■ TASK GOAL
Reproduce every record below exactly as written, leaving out any pictures.

■ ROWS
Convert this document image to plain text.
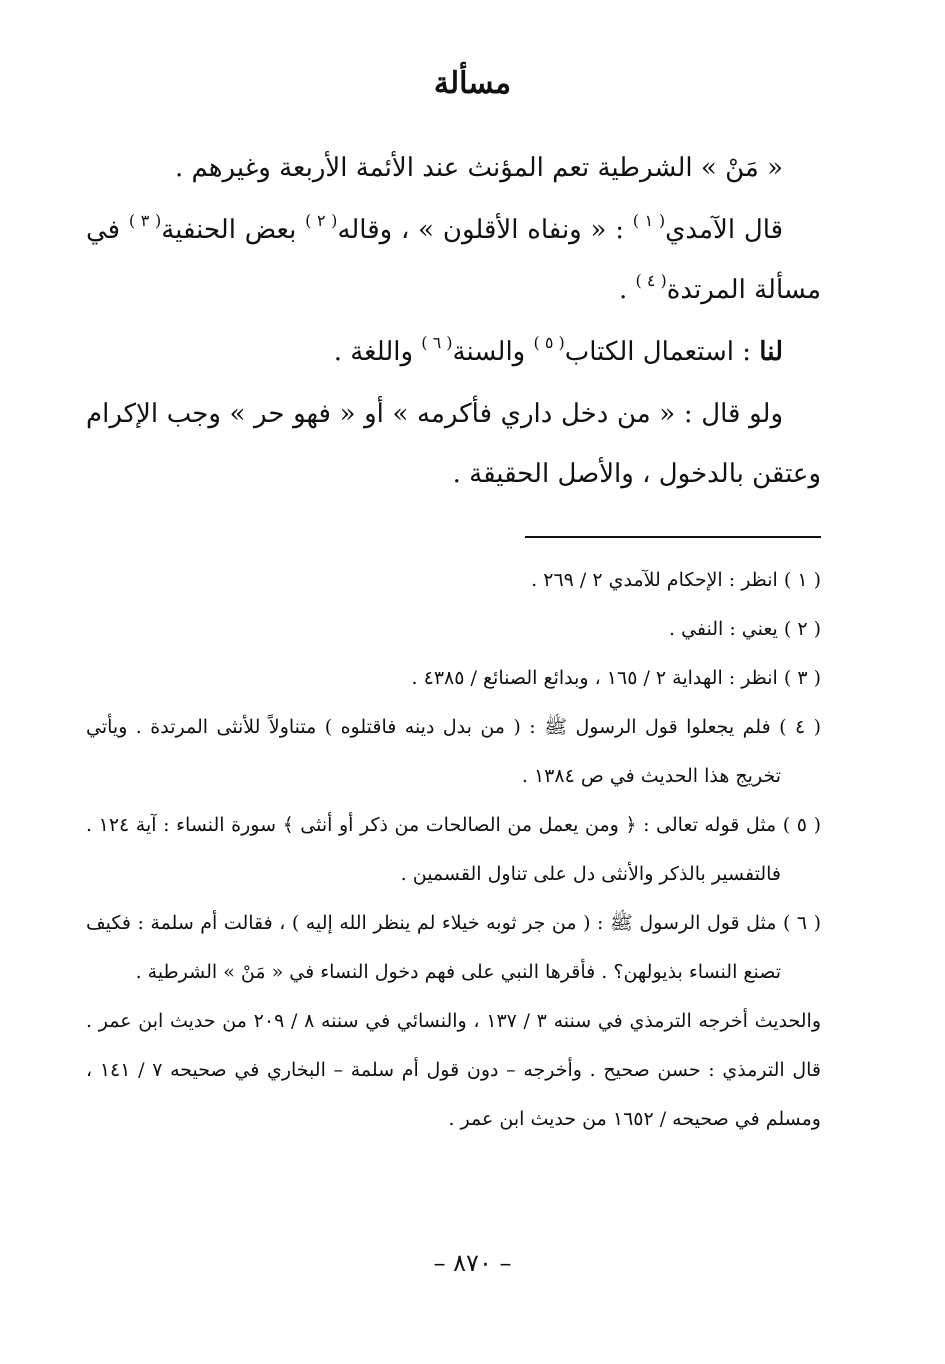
مسألة

« مَنْ » الشرطية تعم المؤنث عند الأئمة الأربعة وغيرهم .

قال الآمدي$^{( ١ )}$ : « ونفاه الأقلون » ، وقاله$^{( ٢ )}$ بعض الحنفية$^{( ٣ )}$ في مسألة المرتدة$^{( ٤ )}$ .

لنا : استعمال الكتاب$^{( ٥ )}$ والسنة$^{( ٦ )}$ واللغة .

ولو قال : « من دخل داري فأكرمه » أو « فهو حر » وجب الإكرام وعتقن بالدخول ، والأصل الحقيقة .

( ١ ) انظر : الإحكام للآمدي ٢ / ٢٦٩ .
( ٢ ) يعني : النفي .
( ٣ ) انظر : الهداية ٢ / ١٦٥ ، وبدائع الصنائع / ٤٣٨٥ .
( ٤ ) فلم يجعلوا قول الرسول ﷺ : ( من بدل دينه فاقتلوه ) متناولاً للأنثى المرتدة . ويأتي تخريج هذا الحديث في ص ١٣٨٤ .
( ٥ ) مثل قوله تعالى : ﴿ ومن يعمل من الصالحات من ذكر أو أنثى ﴾ سورة النساء : آية ١٢٤ . فالتفسير بالذكر والأنثى دل على تناول القسمين .
( ٦ ) مثل قول الرسول ﷺ : ( من جر ثوبه خيلاء لم ينظر الله إليه ) ، فقالت أم سلمة : فكيف تصنع النساء بذيولهن؟ . فأقرها النبي على فهم دخول النساء في « مَنْ » الشرطية .
والحديث أخرجه الترمذي في سننه ٣ / ١٣٧ ، والنسائي في سننه ٨ / ٢٠٩ من حديث ابن عمر . قال الترمذي : حسن صحيح . وأخرجه – دون قول أم سلمة – البخاري في صحيحه ٧ / ١٤١ ، ومسلم في صحيحه / ١٦٥٢ من حديث ابن عمر .
– ٨٧٠ –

■ TASK OUTPUT
Convert this document image to plain text.
مسألة

« مَنْ » الشرطية تعم المؤنث عند الأئمة الأربعة وغيرهم .

قال الآمدي$^{( ١ )}$ : « ونفاه الأقلون » ، وقاله$^{( ٢ )}$ بعض الحنفية$^{( ٣ )}$ في مسألة المرتدة$^{( ٤ )}$ .

لنا : استعمال الكتاب$^{( ٥ )}$ والسنة$^{( ٦ )}$ واللغة .

ولو قال : « من دخل داري فأكرمه » أو « فهو حر » وجب الإكرام وعتقن بالدخول ، والأصل الحقيقة .

( ١ ) انظر : الإحكام للآمدي ٢ / ٢٦٩ .
( ٢ ) يعني : النفي .
( ٣ ) انظر : الهداية ٢ / ١٦٥ ، وبدائع الصنائع / ٤٣٨٥ .
( ٤ ) فلم يجعلوا قول الرسول ﷺ : ( من بدل دينه فاقتلوه ) متناولاً للأنثى المرتدة . ويأتي تخريج هذا الحديث في ص ١٣٨٤ .
( ٥ ) مثل قوله تعالى : ﴿ ومن يعمل من الصالحات من ذكر أو أنثى ﴾ سورة النساء : آية ١٢٤ . فالتفسير بالذكر والأنثى دل على تناول القسمين .
( ٦ ) مثل قول الرسول ﷺ : ( من جر ثوبه خيلاء لم ينظر الله إليه ) ، فقالت أم سلمة : فكيف تصنع النساء بذيولهن؟ . فأقرها النبي على فهم دخول النساء في « مَنْ » الشرطية .
والحديث أخرجه الترمذي في سننه ٣ / ١٣٧ ، والنسائي في سننه ٨ / ٢٠٩ من حديث ابن عمر . قال الترمذي : حسن صحيح . وأخرجه – دون قول أم سلمة – البخاري في صحيحه ٧ / ١٤١ ، ومسلم في صحيحه / ١٦٥٢ من حديث ابن عمر .
– ٨٧٠ –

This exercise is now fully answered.